§ **What you will do**:
Look through the data for the string "Woodbury". Copy every line where it is found.

§ **Records for the exercise**:
[Start]
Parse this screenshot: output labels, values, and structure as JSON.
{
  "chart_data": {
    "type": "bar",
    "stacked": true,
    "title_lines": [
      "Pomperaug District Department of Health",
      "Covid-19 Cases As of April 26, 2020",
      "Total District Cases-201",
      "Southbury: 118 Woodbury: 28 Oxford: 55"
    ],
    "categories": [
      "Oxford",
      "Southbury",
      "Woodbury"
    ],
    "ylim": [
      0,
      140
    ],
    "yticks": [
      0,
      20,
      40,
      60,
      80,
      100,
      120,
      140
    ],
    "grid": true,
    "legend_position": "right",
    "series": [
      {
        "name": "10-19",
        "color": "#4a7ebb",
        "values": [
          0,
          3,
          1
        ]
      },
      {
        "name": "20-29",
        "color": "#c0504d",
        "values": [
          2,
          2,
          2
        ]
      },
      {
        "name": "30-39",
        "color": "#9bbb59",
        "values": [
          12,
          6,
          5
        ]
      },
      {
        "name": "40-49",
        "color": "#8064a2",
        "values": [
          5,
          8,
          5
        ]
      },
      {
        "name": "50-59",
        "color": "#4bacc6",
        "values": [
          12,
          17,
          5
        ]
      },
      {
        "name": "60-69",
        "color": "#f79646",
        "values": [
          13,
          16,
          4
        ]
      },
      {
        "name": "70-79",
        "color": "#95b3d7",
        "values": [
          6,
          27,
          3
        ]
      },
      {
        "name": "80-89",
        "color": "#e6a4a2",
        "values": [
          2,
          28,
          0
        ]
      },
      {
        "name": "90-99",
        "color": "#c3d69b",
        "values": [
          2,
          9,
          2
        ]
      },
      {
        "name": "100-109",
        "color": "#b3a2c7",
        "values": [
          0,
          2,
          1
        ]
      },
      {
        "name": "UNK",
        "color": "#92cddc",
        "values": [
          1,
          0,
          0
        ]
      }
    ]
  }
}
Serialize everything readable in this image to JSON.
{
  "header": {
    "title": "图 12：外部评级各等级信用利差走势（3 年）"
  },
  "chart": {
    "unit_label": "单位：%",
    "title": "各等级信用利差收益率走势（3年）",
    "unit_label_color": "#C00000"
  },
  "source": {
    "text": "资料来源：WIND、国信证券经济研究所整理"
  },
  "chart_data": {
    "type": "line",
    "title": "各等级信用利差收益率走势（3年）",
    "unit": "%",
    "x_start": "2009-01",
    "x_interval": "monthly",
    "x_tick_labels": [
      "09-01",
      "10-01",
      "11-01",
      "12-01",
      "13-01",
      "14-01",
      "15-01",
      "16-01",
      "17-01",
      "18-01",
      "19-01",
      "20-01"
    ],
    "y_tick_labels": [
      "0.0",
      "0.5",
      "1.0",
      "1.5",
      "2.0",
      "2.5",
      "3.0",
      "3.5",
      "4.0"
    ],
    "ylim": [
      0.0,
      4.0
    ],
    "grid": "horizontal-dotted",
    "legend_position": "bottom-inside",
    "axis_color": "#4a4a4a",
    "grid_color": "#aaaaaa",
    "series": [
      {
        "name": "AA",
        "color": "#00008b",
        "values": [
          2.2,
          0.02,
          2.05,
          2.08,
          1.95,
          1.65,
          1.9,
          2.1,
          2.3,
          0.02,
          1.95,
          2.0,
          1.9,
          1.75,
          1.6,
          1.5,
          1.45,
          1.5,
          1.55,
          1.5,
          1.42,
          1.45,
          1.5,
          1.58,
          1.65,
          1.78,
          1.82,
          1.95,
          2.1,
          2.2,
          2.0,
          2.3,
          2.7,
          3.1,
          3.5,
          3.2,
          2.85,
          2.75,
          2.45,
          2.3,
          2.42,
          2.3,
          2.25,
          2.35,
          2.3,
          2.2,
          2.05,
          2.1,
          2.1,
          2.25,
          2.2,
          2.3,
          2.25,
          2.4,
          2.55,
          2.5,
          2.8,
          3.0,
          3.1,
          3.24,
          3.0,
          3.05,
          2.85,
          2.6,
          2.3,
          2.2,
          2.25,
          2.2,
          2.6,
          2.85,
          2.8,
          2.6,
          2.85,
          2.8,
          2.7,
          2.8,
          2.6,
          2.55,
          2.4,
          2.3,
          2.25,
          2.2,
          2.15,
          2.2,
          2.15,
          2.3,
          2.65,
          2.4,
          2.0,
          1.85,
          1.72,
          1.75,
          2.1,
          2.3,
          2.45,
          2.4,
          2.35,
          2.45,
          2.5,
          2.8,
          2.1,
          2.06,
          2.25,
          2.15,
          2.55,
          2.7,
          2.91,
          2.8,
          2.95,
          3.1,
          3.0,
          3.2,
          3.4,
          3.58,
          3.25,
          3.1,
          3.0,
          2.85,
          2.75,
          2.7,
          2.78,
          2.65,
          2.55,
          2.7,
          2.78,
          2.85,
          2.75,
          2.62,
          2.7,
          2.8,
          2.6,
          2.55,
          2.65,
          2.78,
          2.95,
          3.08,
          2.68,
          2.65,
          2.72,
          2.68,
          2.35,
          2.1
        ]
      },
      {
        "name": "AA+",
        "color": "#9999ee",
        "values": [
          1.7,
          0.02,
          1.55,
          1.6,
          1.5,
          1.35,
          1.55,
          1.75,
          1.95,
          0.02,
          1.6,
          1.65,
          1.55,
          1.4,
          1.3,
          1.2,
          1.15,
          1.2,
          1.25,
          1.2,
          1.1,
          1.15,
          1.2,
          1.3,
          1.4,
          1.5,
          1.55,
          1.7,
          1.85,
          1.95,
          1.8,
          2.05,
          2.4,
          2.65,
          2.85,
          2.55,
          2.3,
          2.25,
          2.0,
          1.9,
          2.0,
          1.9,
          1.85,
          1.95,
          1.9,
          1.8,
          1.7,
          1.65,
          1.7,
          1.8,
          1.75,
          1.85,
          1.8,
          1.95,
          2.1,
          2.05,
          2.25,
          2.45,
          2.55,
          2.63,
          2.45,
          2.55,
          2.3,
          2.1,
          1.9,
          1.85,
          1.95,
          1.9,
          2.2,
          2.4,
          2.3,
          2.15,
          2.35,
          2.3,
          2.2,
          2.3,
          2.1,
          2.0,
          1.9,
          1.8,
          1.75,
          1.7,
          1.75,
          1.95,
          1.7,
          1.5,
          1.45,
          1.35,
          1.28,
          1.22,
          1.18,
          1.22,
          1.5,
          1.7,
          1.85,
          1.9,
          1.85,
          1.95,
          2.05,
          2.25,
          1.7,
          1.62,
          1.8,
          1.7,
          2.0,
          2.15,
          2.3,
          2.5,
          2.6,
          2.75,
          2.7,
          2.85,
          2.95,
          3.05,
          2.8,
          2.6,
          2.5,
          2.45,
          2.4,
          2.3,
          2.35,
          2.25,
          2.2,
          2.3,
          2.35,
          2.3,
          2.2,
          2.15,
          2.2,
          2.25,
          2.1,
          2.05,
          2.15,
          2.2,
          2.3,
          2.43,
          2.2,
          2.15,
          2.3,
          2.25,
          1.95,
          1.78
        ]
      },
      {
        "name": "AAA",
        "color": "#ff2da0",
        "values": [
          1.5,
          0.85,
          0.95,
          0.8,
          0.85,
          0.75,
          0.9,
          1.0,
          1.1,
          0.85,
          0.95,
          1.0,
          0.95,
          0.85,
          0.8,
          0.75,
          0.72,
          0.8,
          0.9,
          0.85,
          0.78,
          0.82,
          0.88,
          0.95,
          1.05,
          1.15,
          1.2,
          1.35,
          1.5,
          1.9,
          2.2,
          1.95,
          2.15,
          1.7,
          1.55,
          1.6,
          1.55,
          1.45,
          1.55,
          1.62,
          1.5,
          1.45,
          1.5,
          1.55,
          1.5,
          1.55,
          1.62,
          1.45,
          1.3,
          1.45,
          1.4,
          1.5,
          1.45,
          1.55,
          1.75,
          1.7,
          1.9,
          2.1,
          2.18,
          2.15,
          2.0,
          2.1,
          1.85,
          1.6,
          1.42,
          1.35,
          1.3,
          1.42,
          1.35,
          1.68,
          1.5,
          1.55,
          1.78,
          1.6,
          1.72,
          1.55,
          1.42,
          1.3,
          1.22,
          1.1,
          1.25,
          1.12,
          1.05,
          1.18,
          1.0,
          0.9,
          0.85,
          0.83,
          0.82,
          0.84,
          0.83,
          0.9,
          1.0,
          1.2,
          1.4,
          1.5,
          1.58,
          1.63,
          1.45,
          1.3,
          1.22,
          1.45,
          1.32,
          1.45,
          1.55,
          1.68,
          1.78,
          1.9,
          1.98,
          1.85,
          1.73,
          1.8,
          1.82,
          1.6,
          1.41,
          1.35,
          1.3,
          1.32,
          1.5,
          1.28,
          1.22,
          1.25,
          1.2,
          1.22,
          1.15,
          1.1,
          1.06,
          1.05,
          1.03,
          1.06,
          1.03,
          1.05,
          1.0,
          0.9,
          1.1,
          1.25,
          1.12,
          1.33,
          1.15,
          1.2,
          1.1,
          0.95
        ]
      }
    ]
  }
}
[End]
§ **Final result**:
      "Southbury: 118 Woodbury: 28 Oxford: 55"
      "Woodbury"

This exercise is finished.